▶ [REQUIRED WORK] Reproduce each line of the material exactly, minus any picture.

--- Begin GIVEN RECORDS ---

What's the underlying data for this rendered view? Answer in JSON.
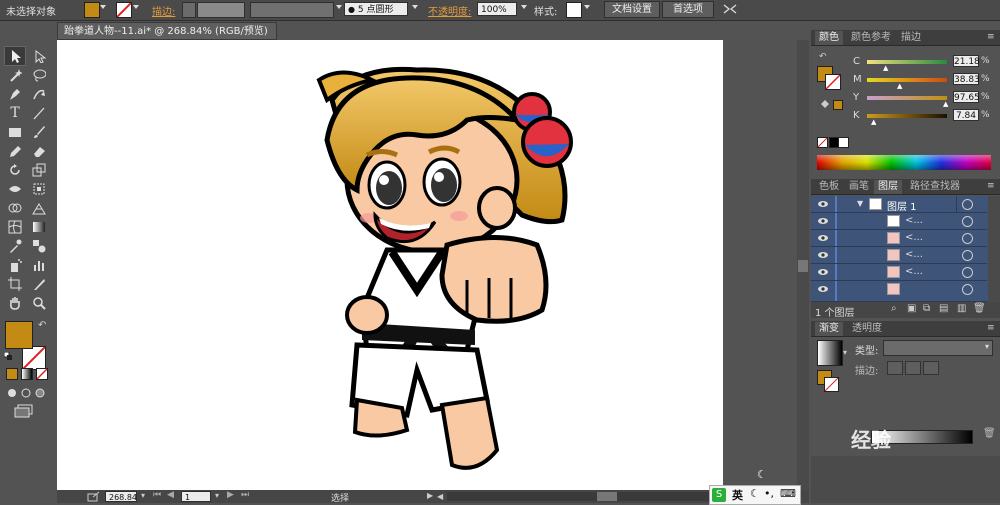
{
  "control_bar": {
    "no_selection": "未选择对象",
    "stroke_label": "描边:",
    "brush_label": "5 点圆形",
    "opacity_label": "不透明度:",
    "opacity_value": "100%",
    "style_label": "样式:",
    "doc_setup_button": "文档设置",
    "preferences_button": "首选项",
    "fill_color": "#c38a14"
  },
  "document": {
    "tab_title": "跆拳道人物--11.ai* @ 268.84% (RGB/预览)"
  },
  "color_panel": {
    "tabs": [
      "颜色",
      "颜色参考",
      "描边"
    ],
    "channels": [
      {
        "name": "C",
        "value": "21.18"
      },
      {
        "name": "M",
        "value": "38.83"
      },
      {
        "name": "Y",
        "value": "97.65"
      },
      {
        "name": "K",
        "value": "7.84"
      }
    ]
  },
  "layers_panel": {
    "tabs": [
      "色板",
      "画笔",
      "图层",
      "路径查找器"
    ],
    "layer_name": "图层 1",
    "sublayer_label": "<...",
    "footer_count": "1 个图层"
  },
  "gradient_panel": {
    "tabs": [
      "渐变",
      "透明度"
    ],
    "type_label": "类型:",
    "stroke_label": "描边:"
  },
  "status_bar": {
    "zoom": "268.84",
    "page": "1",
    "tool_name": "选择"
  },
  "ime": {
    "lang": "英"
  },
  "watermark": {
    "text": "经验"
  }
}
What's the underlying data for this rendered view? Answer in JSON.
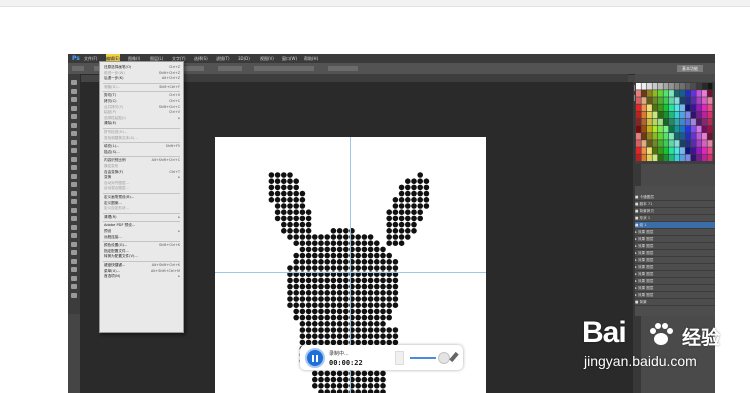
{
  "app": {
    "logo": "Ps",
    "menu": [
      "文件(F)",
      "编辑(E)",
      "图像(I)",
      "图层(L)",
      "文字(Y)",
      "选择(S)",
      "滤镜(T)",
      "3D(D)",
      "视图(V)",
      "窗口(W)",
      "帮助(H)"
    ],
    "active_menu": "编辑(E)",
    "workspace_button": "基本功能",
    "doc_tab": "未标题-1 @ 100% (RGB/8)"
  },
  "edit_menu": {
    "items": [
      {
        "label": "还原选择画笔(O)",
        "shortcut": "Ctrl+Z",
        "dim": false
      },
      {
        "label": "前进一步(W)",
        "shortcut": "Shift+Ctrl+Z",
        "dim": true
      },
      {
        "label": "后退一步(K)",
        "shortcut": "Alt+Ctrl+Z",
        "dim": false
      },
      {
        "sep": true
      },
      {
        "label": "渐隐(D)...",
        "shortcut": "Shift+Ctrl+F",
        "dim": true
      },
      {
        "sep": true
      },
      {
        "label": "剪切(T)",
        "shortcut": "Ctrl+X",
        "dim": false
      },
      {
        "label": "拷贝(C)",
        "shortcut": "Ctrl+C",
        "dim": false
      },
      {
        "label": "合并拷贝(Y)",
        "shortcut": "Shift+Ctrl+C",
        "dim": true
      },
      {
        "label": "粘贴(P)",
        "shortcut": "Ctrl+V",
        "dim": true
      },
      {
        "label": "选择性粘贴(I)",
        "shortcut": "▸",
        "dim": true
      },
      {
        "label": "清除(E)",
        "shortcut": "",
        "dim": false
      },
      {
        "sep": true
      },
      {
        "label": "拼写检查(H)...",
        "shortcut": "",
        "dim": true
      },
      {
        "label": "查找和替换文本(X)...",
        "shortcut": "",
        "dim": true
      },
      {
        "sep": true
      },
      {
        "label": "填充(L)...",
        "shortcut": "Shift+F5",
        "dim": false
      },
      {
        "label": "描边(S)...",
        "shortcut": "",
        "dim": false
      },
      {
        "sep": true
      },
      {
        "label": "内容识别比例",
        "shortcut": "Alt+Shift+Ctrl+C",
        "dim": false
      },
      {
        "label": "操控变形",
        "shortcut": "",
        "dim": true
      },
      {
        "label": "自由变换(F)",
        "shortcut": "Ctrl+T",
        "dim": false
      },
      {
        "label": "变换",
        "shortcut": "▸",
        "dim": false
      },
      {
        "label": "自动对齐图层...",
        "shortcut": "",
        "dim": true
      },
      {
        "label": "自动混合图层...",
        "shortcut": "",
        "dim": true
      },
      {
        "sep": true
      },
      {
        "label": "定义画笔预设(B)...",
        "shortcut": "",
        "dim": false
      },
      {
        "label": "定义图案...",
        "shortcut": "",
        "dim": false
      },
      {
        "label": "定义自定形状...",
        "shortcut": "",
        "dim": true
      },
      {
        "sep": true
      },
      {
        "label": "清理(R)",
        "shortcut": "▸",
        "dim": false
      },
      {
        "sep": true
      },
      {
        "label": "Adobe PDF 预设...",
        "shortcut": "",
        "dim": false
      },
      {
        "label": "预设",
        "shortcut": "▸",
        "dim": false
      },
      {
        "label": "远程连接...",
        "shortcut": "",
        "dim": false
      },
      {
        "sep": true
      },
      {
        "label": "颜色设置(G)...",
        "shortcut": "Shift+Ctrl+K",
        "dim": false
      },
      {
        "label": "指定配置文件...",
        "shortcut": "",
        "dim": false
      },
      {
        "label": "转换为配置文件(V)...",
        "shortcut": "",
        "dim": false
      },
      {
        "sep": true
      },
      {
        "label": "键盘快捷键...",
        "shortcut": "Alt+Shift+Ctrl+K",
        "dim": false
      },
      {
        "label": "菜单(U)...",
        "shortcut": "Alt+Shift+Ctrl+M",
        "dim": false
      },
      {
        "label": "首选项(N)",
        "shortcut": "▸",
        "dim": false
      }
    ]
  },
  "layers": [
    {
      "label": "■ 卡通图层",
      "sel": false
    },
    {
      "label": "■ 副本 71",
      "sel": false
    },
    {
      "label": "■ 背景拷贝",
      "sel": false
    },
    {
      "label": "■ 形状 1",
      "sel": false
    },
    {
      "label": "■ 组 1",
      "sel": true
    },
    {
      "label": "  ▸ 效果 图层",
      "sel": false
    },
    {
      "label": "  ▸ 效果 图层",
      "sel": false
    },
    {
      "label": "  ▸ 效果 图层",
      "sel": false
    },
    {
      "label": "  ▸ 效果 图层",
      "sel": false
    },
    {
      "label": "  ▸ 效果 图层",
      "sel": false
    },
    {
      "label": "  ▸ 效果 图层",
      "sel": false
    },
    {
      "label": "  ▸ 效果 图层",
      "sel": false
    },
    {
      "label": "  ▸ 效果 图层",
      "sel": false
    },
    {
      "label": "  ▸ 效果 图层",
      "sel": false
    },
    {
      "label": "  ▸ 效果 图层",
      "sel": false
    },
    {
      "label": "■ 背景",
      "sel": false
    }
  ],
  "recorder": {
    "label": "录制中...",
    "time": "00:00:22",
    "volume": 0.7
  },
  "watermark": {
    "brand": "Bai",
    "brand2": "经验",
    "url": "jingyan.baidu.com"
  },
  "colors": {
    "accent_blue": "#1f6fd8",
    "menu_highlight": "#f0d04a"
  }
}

--- End GIVEN RECORDS ---

▶ [COMPLETE ANSWER]
What's the underlying data for this rendered view? Answer in JSON.
{
  "control_bar": {
    "no_selection": "未选择对象",
    "stroke_label": "描边:",
    "brush_label": "5 点圆形",
    "opacity_label": "不透明度:",
    "opacity_value": "100%",
    "style_label": "样式:",
    "doc_setup_button": "文档设置",
    "preferences_button": "首选项",
    "fill_color": "#c38a14"
  },
  "document": {
    "tab_title": "跆拳道人物--11.ai* @ 268.84% (RGB/预览)"
  },
  "color_panel": {
    "tabs": [
      "颜色",
      "颜色参考",
      "描边"
    ],
    "channels": [
      {
        "name": "C",
        "value": "21.18"
      },
      {
        "name": "M",
        "value": "38.83"
      },
      {
        "name": "Y",
        "value": "97.65"
      },
      {
        "name": "K",
        "value": "7.84"
      }
    ]
  },
  "layers_panel": {
    "tabs": [
      "色板",
      "画笔",
      "图层",
      "路径查找器"
    ],
    "layer_name": "图层 1",
    "sublayer_label": "<...",
    "footer_count": "1 个图层"
  },
  "gradient_panel": {
    "tabs": [
      "渐变",
      "透明度"
    ],
    "type_label": "类型:",
    "stroke_label": "描边:"
  },
  "status_bar": {
    "zoom": "268.84",
    "page": "1",
    "tool_name": "选择"
  },
  "ime": {
    "lang": "英"
  },
  "watermark": {
    "text": "经验"
  }
}
What's the underlying data for this rendered view? Answer in JSON.
{
  "app": {
    "logo": "Ps",
    "menu": [
      "文件(F)",
      "编辑(E)",
      "图像(I)",
      "图层(L)",
      "文字(Y)",
      "选择(S)",
      "滤镜(T)",
      "3D(D)",
      "视图(V)",
      "窗口(W)",
      "帮助(H)"
    ],
    "active_menu": "编辑(E)",
    "workspace_button": "基本功能",
    "doc_tab": "未标题-1 @ 100% (RGB/8)"
  },
  "edit_menu": {
    "items": [
      {
        "label": "还原选择画笔(O)",
        "shortcut": "Ctrl+Z",
        "dim": false
      },
      {
        "label": "前进一步(W)",
        "shortcut": "Shift+Ctrl+Z",
        "dim": true
      },
      {
        "label": "后退一步(K)",
        "shortcut": "Alt+Ctrl+Z",
        "dim": false
      },
      {
        "sep": true
      },
      {
        "label": "渐隐(D)...",
        "shortcut": "Shift+Ctrl+F",
        "dim": true
      },
      {
        "sep": true
      },
      {
        "label": "剪切(T)",
        "shortcut": "Ctrl+X",
        "dim": false
      },
      {
        "label": "拷贝(C)",
        "shortcut": "Ctrl+C",
        "dim": false
      },
      {
        "label": "合并拷贝(Y)",
        "shortcut": "Shift+Ctrl+C",
        "dim": true
      },
      {
        "label": "粘贴(P)",
        "shortcut": "Ctrl+V",
        "dim": true
      },
      {
        "label": "选择性粘贴(I)",
        "shortcut": "▸",
        "dim": true
      },
      {
        "label": "清除(E)",
        "shortcut": "",
        "dim": false
      },
      {
        "sep": true
      },
      {
        "label": "拼写检查(H)...",
        "shortcut": "",
        "dim": true
      },
      {
        "label": "查找和替换文本(X)...",
        "shortcut": "",
        "dim": true
      },
      {
        "sep": true
      },
      {
        "label": "填充(L)...",
        "shortcut": "Shift+F5",
        "dim": false
      },
      {
        "label": "描边(S)...",
        "shortcut": "",
        "dim": false
      },
      {
        "sep": true
      },
      {
        "label": "内容识别比例",
        "shortcut": "Alt+Shift+Ctrl+C",
        "dim": false
      },
      {
        "label": "操控变形",
        "shortcut": "",
        "dim": true
      },
      {
        "label": "自由变换(F)",
        "shortcut": "Ctrl+T",
        "dim": false
      },
      {
        "label": "变换",
        "shortcut": "▸",
        "dim": false
      },
      {
        "label": "自动对齐图层...",
        "shortcut": "",
        "dim": true
      },
      {
        "label": "自动混合图层...",
        "shortcut": "",
        "dim": true
      },
      {
        "sep": true
      },
      {
        "label": "定义画笔预设(B)...",
        "shortcut": "",
        "dim": false
      },
      {
        "label": "定义图案...",
        "shortcut": "",
        "dim": false
      },
      {
        "label": "定义自定形状...",
        "shortcut": "",
        "dim": true
      },
      {
        "sep": true
      },
      {
        "label": "清理(R)",
        "shortcut": "▸",
        "dim": false
      },
      {
        "sep": true
      },
      {
        "label": "Adobe PDF 预设...",
        "shortcut": "",
        "dim": false
      },
      {
        "label": "预设",
        "shortcut": "▸",
        "dim": false
      },
      {
        "label": "远程连接...",
        "shortcut": "",
        "dim": false
      },
      {
        "sep": true
      },
      {
        "label": "颜色设置(G)...",
        "shortcut": "Shift+Ctrl+K",
        "dim": false
      },
      {
        "label": "指定配置文件...",
        "shortcut": "",
        "dim": false
      },
      {
        "label": "转换为配置文件(V)...",
        "shortcut": "",
        "dim": false
      },
      {
        "sep": true
      },
      {
        "label": "键盘快捷键...",
        "shortcut": "Alt+Shift+Ctrl+K",
        "dim": false
      },
      {
        "label": "菜单(U)...",
        "shortcut": "Alt+Shift+Ctrl+M",
        "dim": false
      },
      {
        "label": "首选项(N)",
        "shortcut": "▸",
        "dim": false
      }
    ]
  },
  "layers": [
    {
      "label": "■ 卡通图层",
      "sel": false
    },
    {
      "label": "■ 副本 71",
      "sel": false
    },
    {
      "label": "■ 背景拷贝",
      "sel": false
    },
    {
      "label": "■ 形状 1",
      "sel": false
    },
    {
      "label": "■ 组 1",
      "sel": true
    },
    {
      "label": "  ▸ 效果 图层",
      "sel": false
    },
    {
      "label": "  ▸ 效果 图层",
      "sel": false
    },
    {
      "label": "  ▸ 效果 图层",
      "sel": false
    },
    {
      "label": "  ▸ 效果 图层",
      "sel": false
    },
    {
      "label": "  ▸ 效果 图层",
      "sel": false
    },
    {
      "label": "  ▸ 效果 图层",
      "sel": false
    },
    {
      "label": "  ▸ 效果 图层",
      "sel": false
    },
    {
      "label": "  ▸ 效果 图层",
      "sel": false
    },
    {
      "label": "  ▸ 效果 图层",
      "sel": false
    },
    {
      "label": "  ▸ 效果 图层",
      "sel": false
    },
    {
      "label": "■ 背景",
      "sel": false
    }
  ],
  "recorder": {
    "label": "录制中...",
    "time": "00:00:22",
    "volume": 0.7
  },
  "watermark": {
    "brand": "Bai",
    "brand2": "经验",
    "url": "jingyan.baidu.com"
  },
  "colors": {
    "accent_blue": "#1f6fd8",
    "menu_highlight": "#f0d04a"
  }
}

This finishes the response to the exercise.